## Exercise prompt
Show every line in the data below that contains the string "総量や配置の適正化について". Copy each one in full.

Stored entries:
_ _ _ _ _ _ _

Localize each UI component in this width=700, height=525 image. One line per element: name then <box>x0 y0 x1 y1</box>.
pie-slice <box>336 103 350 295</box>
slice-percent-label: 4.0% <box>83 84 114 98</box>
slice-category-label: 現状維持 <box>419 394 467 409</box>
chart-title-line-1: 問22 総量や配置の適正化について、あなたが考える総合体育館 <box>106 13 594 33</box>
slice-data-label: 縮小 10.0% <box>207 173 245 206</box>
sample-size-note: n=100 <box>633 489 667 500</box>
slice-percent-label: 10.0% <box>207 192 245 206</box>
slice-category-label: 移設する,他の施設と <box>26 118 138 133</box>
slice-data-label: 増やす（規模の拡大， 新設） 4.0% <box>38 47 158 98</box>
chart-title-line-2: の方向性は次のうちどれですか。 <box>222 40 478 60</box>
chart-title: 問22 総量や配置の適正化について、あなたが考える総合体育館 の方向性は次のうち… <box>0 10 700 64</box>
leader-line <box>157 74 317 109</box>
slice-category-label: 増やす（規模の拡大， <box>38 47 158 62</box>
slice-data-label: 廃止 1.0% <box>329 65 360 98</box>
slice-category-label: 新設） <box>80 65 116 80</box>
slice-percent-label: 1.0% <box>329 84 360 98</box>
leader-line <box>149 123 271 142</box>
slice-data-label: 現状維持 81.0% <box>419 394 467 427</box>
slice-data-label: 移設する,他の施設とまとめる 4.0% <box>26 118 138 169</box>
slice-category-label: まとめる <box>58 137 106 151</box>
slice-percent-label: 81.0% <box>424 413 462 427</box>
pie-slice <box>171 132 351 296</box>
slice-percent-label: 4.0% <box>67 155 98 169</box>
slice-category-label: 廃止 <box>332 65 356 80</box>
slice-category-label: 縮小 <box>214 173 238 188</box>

_ _ _ _ _ _ _

## Solution
chart-title-line-1: 問22 総量や配置の適正化について、あなたが考える総合体育館 <box>106 13 594 33</box>
chart-title: 問22 総量や配置の適正化について、あなたが考える総合体育館 の方向性は次のうち… <box>0 10 700 64</box>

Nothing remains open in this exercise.